Data excerpts:
'''

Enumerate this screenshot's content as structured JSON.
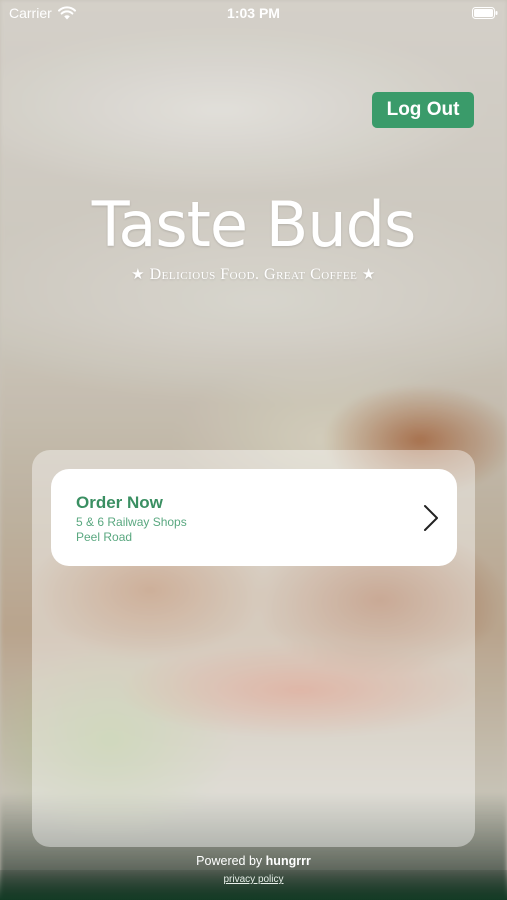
{
  "status_bar": {
    "carrier": "Carrier",
    "time": "1:03 PM"
  },
  "header": {
    "logout_label": "Log Out"
  },
  "brand": {
    "name": "Taste Buds",
    "tagline": "Delicious Food. Great Coffee",
    "star_glyph": "★"
  },
  "order_card": {
    "title": "Order Now",
    "address_line1": "5 & 6 Railway Shops",
    "address_line2": "Peel Road"
  },
  "footer": {
    "powered_prefix": "Powered by",
    "powered_brand": "hungrrr",
    "privacy_label": "privacy policy"
  },
  "colors": {
    "accent_green": "#3a9b6a",
    "order_title": "#3a8f62",
    "address_text": "#5aa880"
  },
  "icons": [
    "wifi-icon",
    "battery-icon",
    "star-icon",
    "chevron-right-icon"
  ]
}
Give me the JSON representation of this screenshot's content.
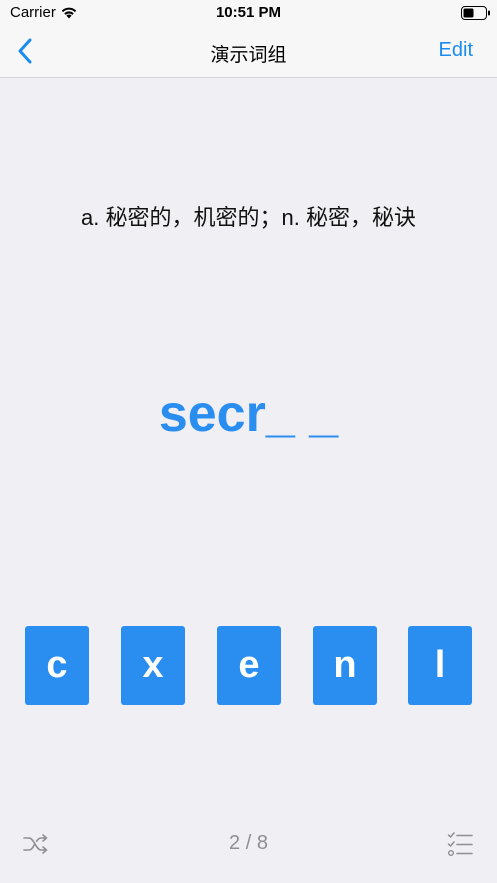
{
  "status": {
    "carrier": "Carrier",
    "time": "10:51 PM"
  },
  "nav": {
    "title": "演示词组",
    "edit_label": "Edit"
  },
  "card": {
    "definition": "a. 秘密的，机密的；n. 秘密，秘诀",
    "word_display": "secr_ _"
  },
  "letters": [
    "c",
    "x",
    "e",
    "n",
    "l"
  ],
  "footer": {
    "page_indicator": "2 / 8"
  },
  "colors": {
    "accent": "#2a8ef0",
    "background": "#efeff4",
    "nav_background": "#f7f7f7",
    "secondary_text": "#8e8e93"
  },
  "icons": {
    "back": "chevron-left-icon",
    "shuffle": "shuffle-icon",
    "list": "checklist-icon",
    "wifi": "wifi-icon",
    "battery": "battery-icon"
  }
}
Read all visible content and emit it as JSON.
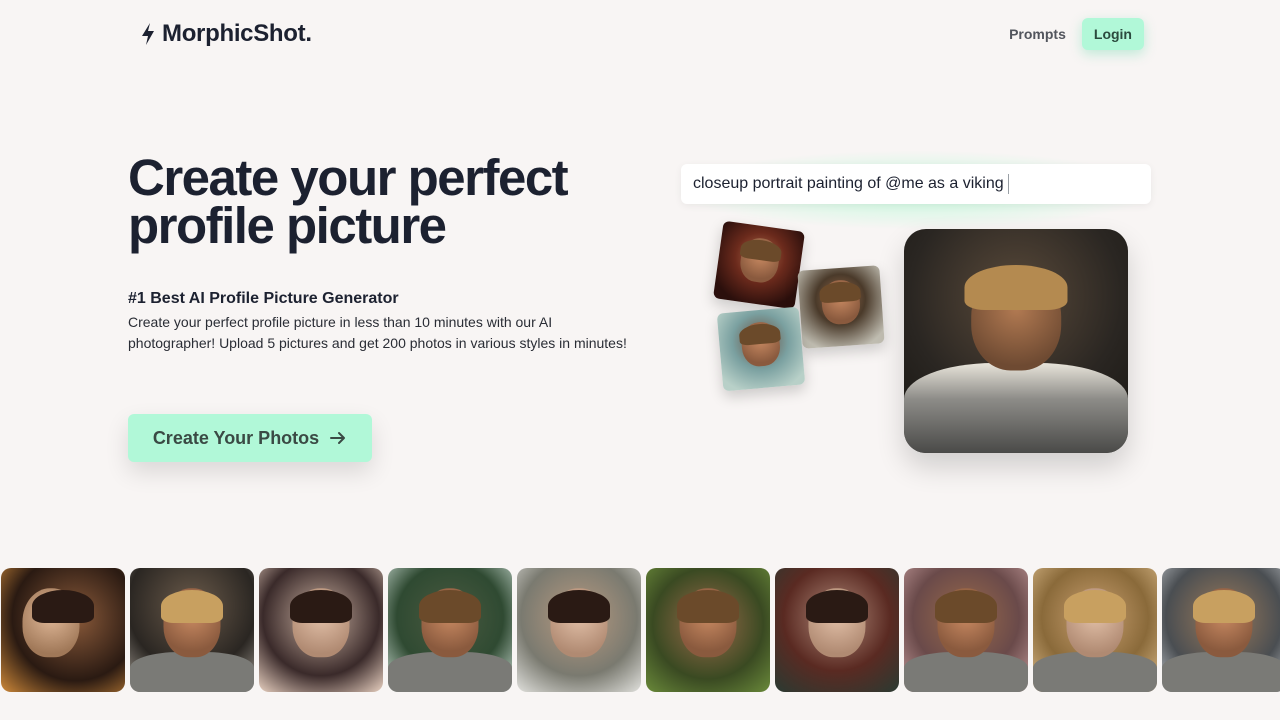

'''

## Problem requirements
Images in the records should not be copied. Repeat all the rest exactly.

## Correct answer
Enumerate this screenshot's content as structured JSON.
{
  "status_bar": {
    "carrier": "Carrier",
    "time": "1:03 PM"
  },
  "header": {
    "logout_label": "Log Out"
  },
  "brand": {
    "name": "Taste Buds",
    "tagline": "Delicious Food. Great Coffee",
    "star_glyph": "★"
  },
  "order_card": {
    "title": "Order Now",
    "address_line1": "5 & 6 Railway Shops",
    "address_line2": "Peel Road"
  },
  "footer": {
    "powered_prefix": "Powered by",
    "powered_brand": "hungrrr",
    "privacy_label": "privacy policy"
  },
  "colors": {
    "accent_green": "#3a9b6a",
    "order_title": "#3a8f62",
    "address_text": "#5aa880"
  },
  "icons": [
    "wifi-icon",
    "battery-icon",
    "star-icon",
    "chevron-right-icon"
  ]
}
Give me the JSON representation of this screenshot's content.
{
  "status": {
    "carrier": "Carrier",
    "time": "10:51 PM"
  },
  "nav": {
    "title": "演示词组",
    "edit_label": "Edit"
  },
  "card": {
    "definition": "a. 秘密的，机密的；n. 秘密，秘诀",
    "word_display": "secr_ _"
  },
  "letters": [
    "c",
    "x",
    "e",
    "n",
    "l"
  ],
  "footer": {
    "page_indicator": "2 / 8"
  },
  "colors": {
    "accent": "#2a8ef0",
    "background": "#efeff4",
    "nav_background": "#f7f7f7",
    "secondary_text": "#8e8e93"
  },
  "icons": {
    "back": "chevron-left-icon",
    "shuffle": "shuffle-icon",
    "list": "checklist-icon",
    "wifi": "wifi-icon",
    "battery": "battery-icon"
  }
}
Read all visible content and emit it as JSON.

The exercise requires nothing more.